Return all of the entries exactly, with nothing added or left out.

**Entries shown:**
· · ·

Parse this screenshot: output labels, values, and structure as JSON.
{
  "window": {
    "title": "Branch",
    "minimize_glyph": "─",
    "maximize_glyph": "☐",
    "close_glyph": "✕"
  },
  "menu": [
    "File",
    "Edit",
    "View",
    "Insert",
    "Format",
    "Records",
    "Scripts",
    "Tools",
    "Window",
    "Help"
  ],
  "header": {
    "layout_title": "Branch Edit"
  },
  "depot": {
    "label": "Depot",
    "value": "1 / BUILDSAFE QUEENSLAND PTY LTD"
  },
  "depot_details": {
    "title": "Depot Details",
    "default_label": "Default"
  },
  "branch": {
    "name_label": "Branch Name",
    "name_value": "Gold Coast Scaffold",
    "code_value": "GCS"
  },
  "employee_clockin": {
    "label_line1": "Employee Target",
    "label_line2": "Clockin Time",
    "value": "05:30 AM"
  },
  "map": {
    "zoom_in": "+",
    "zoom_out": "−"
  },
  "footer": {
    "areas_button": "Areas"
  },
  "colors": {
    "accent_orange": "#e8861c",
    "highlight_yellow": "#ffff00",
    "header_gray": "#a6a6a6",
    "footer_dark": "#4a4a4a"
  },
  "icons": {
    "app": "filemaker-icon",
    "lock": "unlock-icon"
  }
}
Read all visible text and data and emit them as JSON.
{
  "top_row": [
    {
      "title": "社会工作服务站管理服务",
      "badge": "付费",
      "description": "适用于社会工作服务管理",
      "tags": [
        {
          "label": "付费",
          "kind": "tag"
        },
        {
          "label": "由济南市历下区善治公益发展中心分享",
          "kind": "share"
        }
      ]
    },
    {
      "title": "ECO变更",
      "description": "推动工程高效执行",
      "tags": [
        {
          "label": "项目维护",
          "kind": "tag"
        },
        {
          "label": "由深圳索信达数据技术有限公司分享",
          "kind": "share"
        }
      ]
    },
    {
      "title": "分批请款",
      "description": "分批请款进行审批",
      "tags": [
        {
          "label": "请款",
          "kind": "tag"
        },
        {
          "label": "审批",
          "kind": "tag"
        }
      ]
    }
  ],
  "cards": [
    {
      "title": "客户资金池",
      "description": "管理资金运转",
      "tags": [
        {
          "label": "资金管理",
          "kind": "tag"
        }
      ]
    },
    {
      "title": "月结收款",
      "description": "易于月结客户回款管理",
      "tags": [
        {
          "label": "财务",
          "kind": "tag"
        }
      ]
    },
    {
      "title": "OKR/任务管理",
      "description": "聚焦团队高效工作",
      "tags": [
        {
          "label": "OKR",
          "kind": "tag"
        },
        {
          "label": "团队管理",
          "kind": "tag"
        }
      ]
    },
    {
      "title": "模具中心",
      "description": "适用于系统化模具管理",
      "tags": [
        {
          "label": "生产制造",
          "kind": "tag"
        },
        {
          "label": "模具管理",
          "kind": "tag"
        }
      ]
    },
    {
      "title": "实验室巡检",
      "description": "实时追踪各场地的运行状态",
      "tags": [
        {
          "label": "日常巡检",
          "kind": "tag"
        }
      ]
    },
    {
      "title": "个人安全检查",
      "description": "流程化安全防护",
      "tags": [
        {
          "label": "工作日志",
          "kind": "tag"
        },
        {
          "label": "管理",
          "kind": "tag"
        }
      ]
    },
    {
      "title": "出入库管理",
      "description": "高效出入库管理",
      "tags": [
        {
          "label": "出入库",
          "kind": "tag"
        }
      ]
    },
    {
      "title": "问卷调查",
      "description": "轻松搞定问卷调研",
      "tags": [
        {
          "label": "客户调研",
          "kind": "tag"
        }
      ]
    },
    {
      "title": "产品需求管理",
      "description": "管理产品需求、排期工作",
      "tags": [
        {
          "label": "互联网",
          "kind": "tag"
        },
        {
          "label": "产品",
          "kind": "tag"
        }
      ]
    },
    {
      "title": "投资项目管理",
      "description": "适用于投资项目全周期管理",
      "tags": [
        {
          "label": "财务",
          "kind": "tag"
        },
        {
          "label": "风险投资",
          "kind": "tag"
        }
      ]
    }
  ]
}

· · ·

**Right answer:**
Parse this screenshot: output labels, values, and structure as JSON.
{
  "window": {
    "title": "Branch",
    "minimize_glyph": "─",
    "maximize_glyph": "☐",
    "close_glyph": "✕"
  },
  "menu": [
    "File",
    "Edit",
    "View",
    "Insert",
    "Format",
    "Records",
    "Scripts",
    "Tools",
    "Window",
    "Help"
  ],
  "header": {
    "layout_title": "Branch Edit"
  },
  "depot": {
    "label": "Depot",
    "value": "1 / BUILDSAFE QUEENSLAND PTY LTD"
  },
  "depot_details": {
    "title": "Depot Details",
    "default_label": "Default"
  },
  "branch": {
    "name_label": "Branch Name",
    "name_value": "Gold Coast Scaffold",
    "code_value": "GCS"
  },
  "employee_clockin": {
    "label_line1": "Employee Target",
    "label_line2": "Clockin Time",
    "value": "05:30 AM"
  },
  "map": {
    "zoom_in": "+",
    "zoom_out": "−"
  },
  "footer": {
    "areas_button": "Areas"
  },
  "colors": {
    "accent_orange": "#e8861c",
    "highlight_yellow": "#ffff00",
    "header_gray": "#a6a6a6",
    "footer_dark": "#4a4a4a"
  },
  "icons": {
    "app": "filemaker-icon",
    "lock": "unlock-icon"
  }
}
Read all visible text and data and emit them as JSON.
{
  "top_row": [
    {
      "title": "社会工作服务站管理服务",
      "badge": "付费",
      "description": "适用于社会工作服务管理",
      "tags": [
        {
          "label": "付费",
          "kind": "tag"
        },
        {
          "label": "由济南市历下区善治公益发展中心分享",
          "kind": "share"
        }
      ]
    },
    {
      "title": "ECO变更",
      "description": "推动工程高效执行",
      "tags": [
        {
          "label": "项目维护",
          "kind": "tag"
        },
        {
          "label": "由深圳索信达数据技术有限公司分享",
          "kind": "share"
        }
      ]
    },
    {
      "title": "分批请款",
      "description": "分批请款进行审批",
      "tags": [
        {
          "label": "请款",
          "kind": "tag"
        },
        {
          "label": "审批",
          "kind": "tag"
        }
      ]
    }
  ],
  "cards": [
    {
      "title": "客户资金池",
      "description": "管理资金运转",
      "tags": [
        {
          "label": "资金管理",
          "kind": "tag"
        }
      ]
    },
    {
      "title": "月结收款",
      "description": "易于月结客户回款管理",
      "tags": [
        {
          "label": "财务",
          "kind": "tag"
        }
      ]
    },
    {
      "title": "OKR/任务管理",
      "description": "聚焦团队高效工作",
      "tags": [
        {
          "label": "OKR",
          "kind": "tag"
        },
        {
          "label": "团队管理",
          "kind": "tag"
        }
      ]
    },
    {
      "title": "模具中心",
      "description": "适用于系统化模具管理",
      "tags": [
        {
          "label": "生产制造",
          "kind": "tag"
        },
        {
          "label": "模具管理",
          "kind": "tag"
        }
      ]
    },
    {
      "title": "实验室巡检",
      "description": "实时追踪各场地的运行状态",
      "tags": [
        {
          "label": "日常巡检",
          "kind": "tag"
        }
      ]
    },
    {
      "title": "个人安全检查",
      "description": "流程化安全防护",
      "tags": [
        {
          "label": "工作日志",
          "kind": "tag"
        },
        {
          "label": "管理",
          "kind": "tag"
        }
      ]
    },
    {
      "title": "出入库管理",
      "description": "高效出入库管理",
      "tags": [
        {
          "label": "出入库",
          "kind": "tag"
        }
      ]
    },
    {
      "title": "问卷调查",
      "description": "轻松搞定问卷调研",
      "tags": [
        {
          "label": "客户调研",
          "kind": "tag"
        }
      ]
    },
    {
      "title": "产品需求管理",
      "description": "管理产品需求、排期工作",
      "tags": [
        {
          "label": "互联网",
          "kind": "tag"
        },
        {
          "label": "产品",
          "kind": "tag"
        }
      ]
    },
    {
      "title": "投资项目管理",
      "description": "适用于投资项目全周期管理",
      "tags": [
        {
          "label": "财务",
          "kind": "tag"
        },
        {
          "label": "风险投资",
          "kind": "tag"
        }
      ]
    }
  ]
}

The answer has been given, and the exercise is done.